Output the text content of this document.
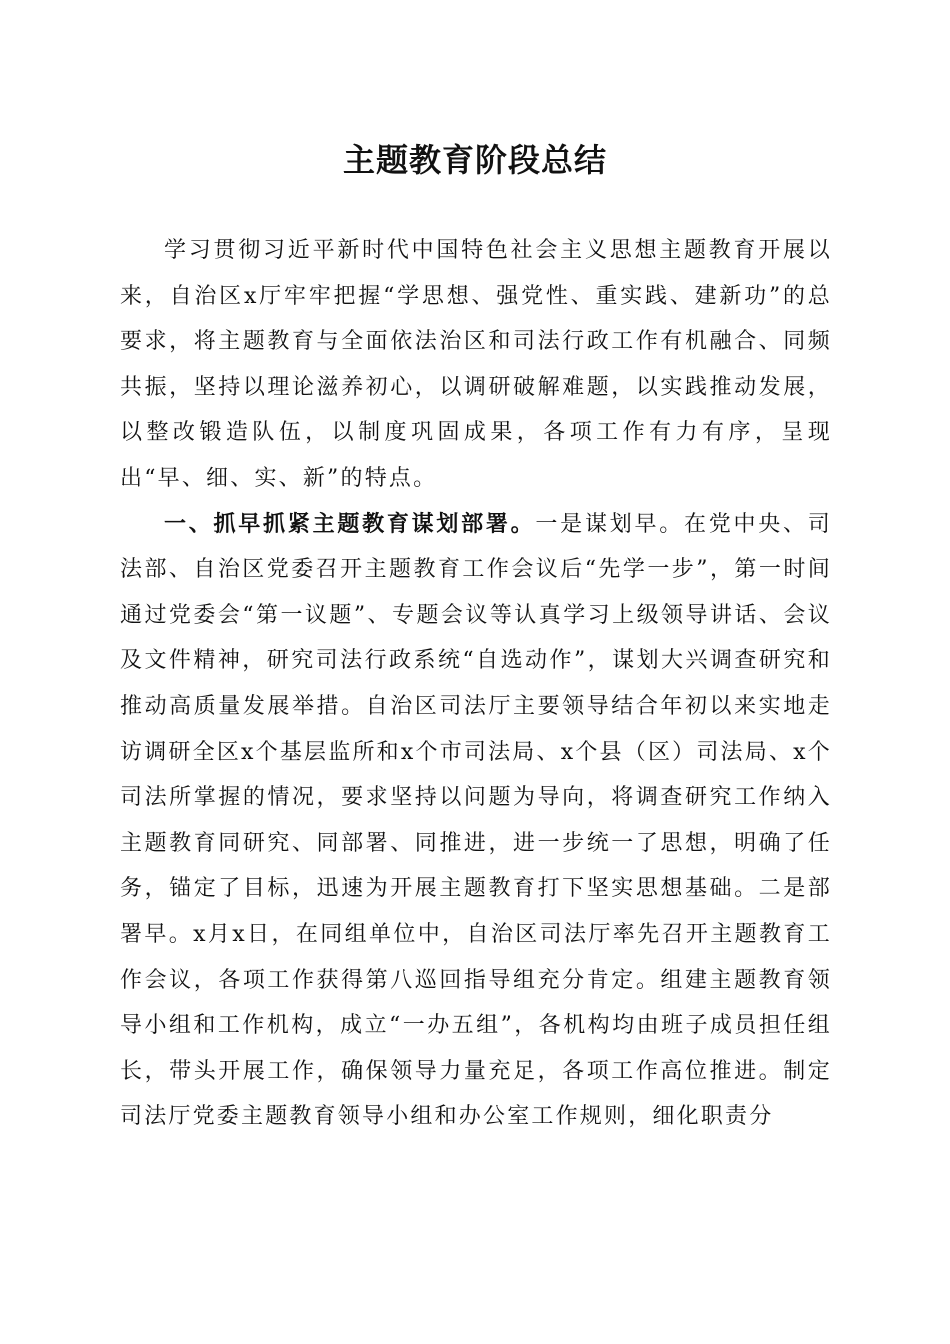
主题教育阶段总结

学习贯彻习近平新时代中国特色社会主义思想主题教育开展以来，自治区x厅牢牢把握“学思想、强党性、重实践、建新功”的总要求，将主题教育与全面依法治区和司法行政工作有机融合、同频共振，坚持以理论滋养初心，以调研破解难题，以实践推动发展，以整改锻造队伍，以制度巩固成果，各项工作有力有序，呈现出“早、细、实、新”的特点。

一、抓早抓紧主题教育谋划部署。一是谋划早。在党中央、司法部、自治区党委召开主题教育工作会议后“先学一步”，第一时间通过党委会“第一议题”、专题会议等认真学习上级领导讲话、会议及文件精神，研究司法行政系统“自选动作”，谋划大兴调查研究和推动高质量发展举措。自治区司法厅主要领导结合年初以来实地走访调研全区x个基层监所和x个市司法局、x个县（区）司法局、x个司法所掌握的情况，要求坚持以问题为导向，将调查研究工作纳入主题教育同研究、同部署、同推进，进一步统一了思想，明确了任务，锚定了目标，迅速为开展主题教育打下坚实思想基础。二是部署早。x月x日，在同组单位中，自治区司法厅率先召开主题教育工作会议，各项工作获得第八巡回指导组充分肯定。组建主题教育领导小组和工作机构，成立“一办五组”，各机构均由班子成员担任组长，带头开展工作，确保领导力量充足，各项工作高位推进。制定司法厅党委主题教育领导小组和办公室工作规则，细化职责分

* * *

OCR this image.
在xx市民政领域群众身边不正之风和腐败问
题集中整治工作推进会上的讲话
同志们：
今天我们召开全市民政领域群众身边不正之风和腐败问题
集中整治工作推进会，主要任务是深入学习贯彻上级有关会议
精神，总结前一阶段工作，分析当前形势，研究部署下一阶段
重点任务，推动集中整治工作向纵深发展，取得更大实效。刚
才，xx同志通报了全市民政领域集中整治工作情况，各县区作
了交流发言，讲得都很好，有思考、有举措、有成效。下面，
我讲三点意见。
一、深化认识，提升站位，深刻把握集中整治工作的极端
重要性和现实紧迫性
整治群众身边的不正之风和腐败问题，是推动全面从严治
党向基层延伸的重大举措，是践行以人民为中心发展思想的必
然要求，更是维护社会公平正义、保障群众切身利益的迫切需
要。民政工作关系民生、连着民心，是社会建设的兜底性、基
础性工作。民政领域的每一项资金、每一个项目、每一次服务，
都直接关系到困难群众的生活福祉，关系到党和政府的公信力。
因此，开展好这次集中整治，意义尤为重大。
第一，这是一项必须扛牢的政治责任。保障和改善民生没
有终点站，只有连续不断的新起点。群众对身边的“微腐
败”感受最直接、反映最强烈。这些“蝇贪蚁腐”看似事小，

**EXERCISE DETAILS:** State how many lines of the data include the word "this", with nothing else.

**RIGHT ANSWER:** 2